## WHAT TO DO
Give only a count of the lines that include the string "занятиями".

[Start RECORDS FOR PROCESSING]

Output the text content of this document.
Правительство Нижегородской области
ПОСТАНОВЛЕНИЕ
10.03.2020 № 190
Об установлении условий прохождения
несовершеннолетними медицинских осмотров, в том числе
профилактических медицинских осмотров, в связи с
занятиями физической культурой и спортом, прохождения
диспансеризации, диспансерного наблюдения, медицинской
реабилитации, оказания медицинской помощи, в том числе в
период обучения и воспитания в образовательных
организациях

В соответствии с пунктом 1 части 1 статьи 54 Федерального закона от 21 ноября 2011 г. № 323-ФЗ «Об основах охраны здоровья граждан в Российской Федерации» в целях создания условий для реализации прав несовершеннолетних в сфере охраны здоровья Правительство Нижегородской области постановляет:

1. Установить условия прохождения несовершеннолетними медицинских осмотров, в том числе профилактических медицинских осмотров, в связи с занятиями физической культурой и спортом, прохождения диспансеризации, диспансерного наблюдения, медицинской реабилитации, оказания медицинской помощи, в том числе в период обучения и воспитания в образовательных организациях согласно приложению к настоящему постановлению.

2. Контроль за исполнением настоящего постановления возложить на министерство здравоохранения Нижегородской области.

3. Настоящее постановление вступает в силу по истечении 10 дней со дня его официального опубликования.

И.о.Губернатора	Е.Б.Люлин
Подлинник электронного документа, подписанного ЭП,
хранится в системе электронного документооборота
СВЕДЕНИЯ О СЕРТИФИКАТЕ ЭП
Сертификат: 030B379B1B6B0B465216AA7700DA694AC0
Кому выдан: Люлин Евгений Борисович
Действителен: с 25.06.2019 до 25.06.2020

[End RECORDS FOR PROCESSING]
[Start RECORDS FOR PROCESSING]

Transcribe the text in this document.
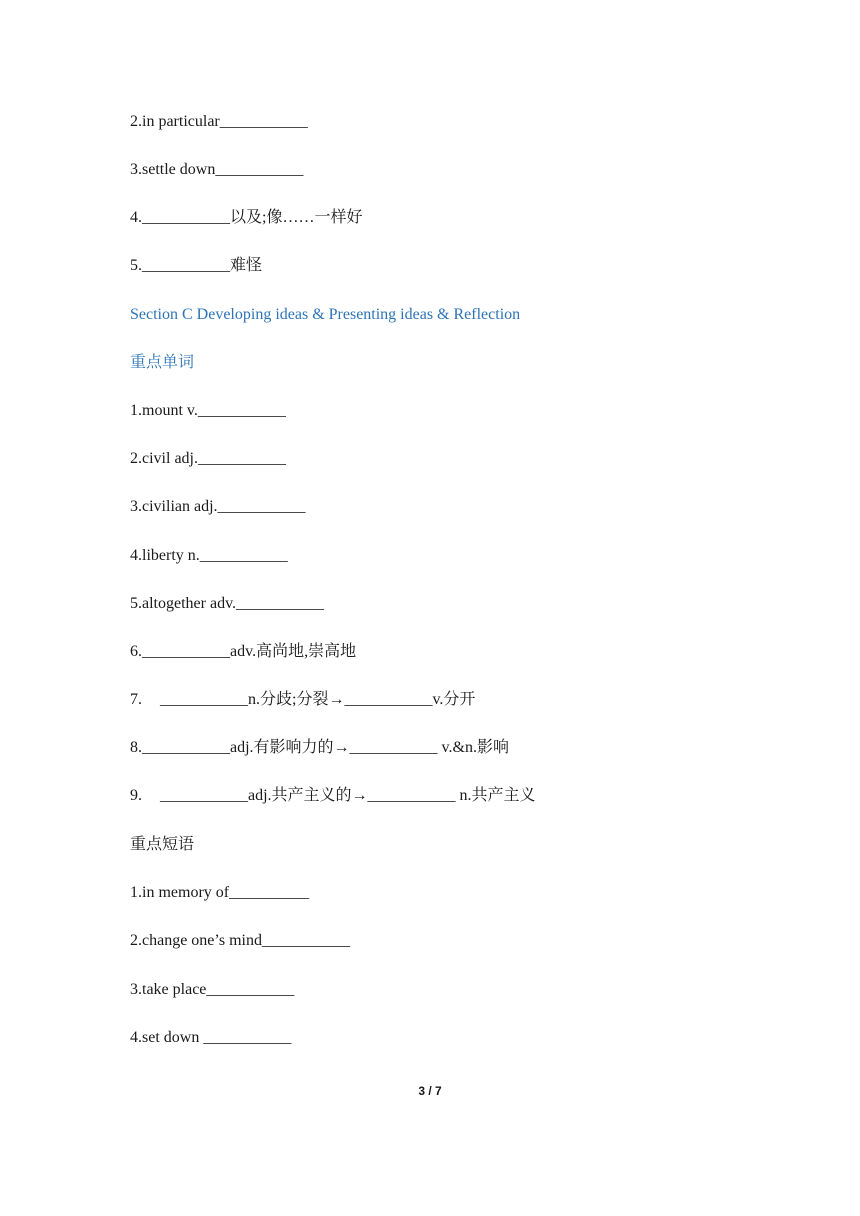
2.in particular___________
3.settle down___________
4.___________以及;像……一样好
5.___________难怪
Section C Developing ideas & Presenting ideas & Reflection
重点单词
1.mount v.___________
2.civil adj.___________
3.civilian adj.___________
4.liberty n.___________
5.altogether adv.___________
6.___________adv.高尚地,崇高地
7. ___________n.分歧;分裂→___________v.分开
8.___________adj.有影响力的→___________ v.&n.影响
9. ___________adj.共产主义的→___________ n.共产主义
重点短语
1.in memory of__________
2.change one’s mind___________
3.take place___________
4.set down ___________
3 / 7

[End RECORDS FOR PROCESSING]

## TASK ANSWER
2